*What is needed*
Reproduce all of the data that follows, character for character.

*Records provided*
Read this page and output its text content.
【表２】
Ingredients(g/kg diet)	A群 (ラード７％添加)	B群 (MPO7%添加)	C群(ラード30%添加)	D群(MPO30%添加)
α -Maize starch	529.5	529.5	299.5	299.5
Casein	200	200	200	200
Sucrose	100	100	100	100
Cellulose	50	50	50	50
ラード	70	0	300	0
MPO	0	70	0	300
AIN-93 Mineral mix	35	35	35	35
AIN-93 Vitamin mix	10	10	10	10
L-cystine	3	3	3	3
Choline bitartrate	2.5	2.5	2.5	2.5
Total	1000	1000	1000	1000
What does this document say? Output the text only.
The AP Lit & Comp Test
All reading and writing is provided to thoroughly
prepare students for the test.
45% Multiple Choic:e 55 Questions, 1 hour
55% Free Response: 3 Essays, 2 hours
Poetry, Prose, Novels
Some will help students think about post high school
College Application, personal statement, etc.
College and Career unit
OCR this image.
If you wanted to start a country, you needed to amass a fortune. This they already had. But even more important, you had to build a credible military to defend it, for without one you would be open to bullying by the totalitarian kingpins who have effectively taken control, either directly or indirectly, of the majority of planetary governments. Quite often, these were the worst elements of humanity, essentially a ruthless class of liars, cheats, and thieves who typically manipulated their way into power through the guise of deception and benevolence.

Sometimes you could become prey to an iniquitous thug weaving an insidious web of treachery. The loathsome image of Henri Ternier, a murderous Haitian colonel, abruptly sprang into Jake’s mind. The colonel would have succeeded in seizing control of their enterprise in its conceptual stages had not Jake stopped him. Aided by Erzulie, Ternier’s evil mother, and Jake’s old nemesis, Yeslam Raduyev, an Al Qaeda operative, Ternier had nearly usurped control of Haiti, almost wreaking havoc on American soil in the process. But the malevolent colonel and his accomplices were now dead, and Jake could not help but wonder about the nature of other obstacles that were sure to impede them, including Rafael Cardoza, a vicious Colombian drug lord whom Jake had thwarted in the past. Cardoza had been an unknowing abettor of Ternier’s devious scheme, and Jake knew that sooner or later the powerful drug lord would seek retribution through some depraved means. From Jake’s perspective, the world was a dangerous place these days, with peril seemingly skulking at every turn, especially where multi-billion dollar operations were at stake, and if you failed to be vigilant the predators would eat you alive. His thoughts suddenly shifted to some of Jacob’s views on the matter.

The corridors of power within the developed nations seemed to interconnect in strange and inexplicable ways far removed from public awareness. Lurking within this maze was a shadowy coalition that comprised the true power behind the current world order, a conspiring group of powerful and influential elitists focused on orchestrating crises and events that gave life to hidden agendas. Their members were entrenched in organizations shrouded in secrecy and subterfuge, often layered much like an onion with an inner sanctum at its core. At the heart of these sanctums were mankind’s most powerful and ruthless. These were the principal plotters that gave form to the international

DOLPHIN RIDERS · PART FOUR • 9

*The output*
Read this page and output its text content.
【表２】
Ingredients(g/kg diet)	A群 (ラード７％添加)	B群 (MPO7%添加)	C群(ラード30%添加)	D群(MPO30%添加)
α -Maize starch	529.5	529.5	299.5	299.5
Casein	200	200	200	200
Sucrose	100	100	100	100
Cellulose	50	50	50	50
ラード	70	0	300	0
MPO	0	70	0	300
AIN-93 Mineral mix	35	35	35	35
AIN-93 Vitamin mix	10	10	10	10
L-cystine	3	3	3	3
Choline bitartrate	2.5	2.5	2.5	2.5
Total	1000	1000	1000	1000
What does this document say? Output the text only.
The AP Lit & Comp Test
All reading and writing is provided to thoroughly
prepare students for the test.
45% Multiple Choic:e 55 Questions, 1 hour
55% Free Response: 3 Essays, 2 hours
Poetry, Prose, Novels
Some will help students think about post high school
College Application, personal statement, etc.
College and Career unit
OCR this image.
If you wanted to start a country, you needed to amass a fortune. This they already had. But even more important, you had to build a credible military to defend it, for without one you would be open to bullying by the totalitarian kingpins who have effectively taken control, either directly or indirectly, of the majority of planetary governments. Quite often, these were the worst elements of humanity, essentially a ruthless class of liars, cheats, and thieves who typically manipulated their way into power through the guise of deception and benevolence.

Sometimes you could become prey to an iniquitous thug weaving an insidious web of treachery. The loathsome image of Henri Ternier, a murderous Haitian colonel, abruptly sprang into Jake’s mind. The colonel would have succeeded in seizing control of their enterprise in its conceptual stages had not Jake stopped him. Aided by Erzulie, Ternier’s evil mother, and Jake’s old nemesis, Yeslam Raduyev, an Al Qaeda operative, Ternier had nearly usurped control of Haiti, almost wreaking havoc on American soil in the process. But the malevolent colonel and his accomplices were now dead, and Jake could not help but wonder about the nature of other obstacles that were sure to impede them, including Rafael Cardoza, a vicious Colombian drug lord whom Jake had thwarted in the past. Cardoza had been an unknowing abettor of Ternier’s devious scheme, and Jake knew that sooner or later the powerful drug lord would seek retribution through some depraved means. From Jake’s perspective, the world was a dangerous place these days, with peril seemingly skulking at every turn, especially where multi-billion dollar operations were at stake, and if you failed to be vigilant the predators would eat you alive. His thoughts suddenly shifted to some of Jacob’s views on the matter.

The corridors of power within the developed nations seemed to interconnect in strange and inexplicable ways far removed from public awareness. Lurking within this maze was a shadowy coalition that comprised the true power behind the current world order, a conspiring group of powerful and influential elitists focused on orchestrating crises and events that gave life to hidden agendas. Their members were entrenched in organizations shrouded in secrecy and subterfuge, often layered much like an onion with an inner sanctum at its core. At the heart of these sanctums were mankind’s most powerful and ruthless. These were the principal plotters that gave form to the international

DOLPHIN RIDERS · PART FOUR • 9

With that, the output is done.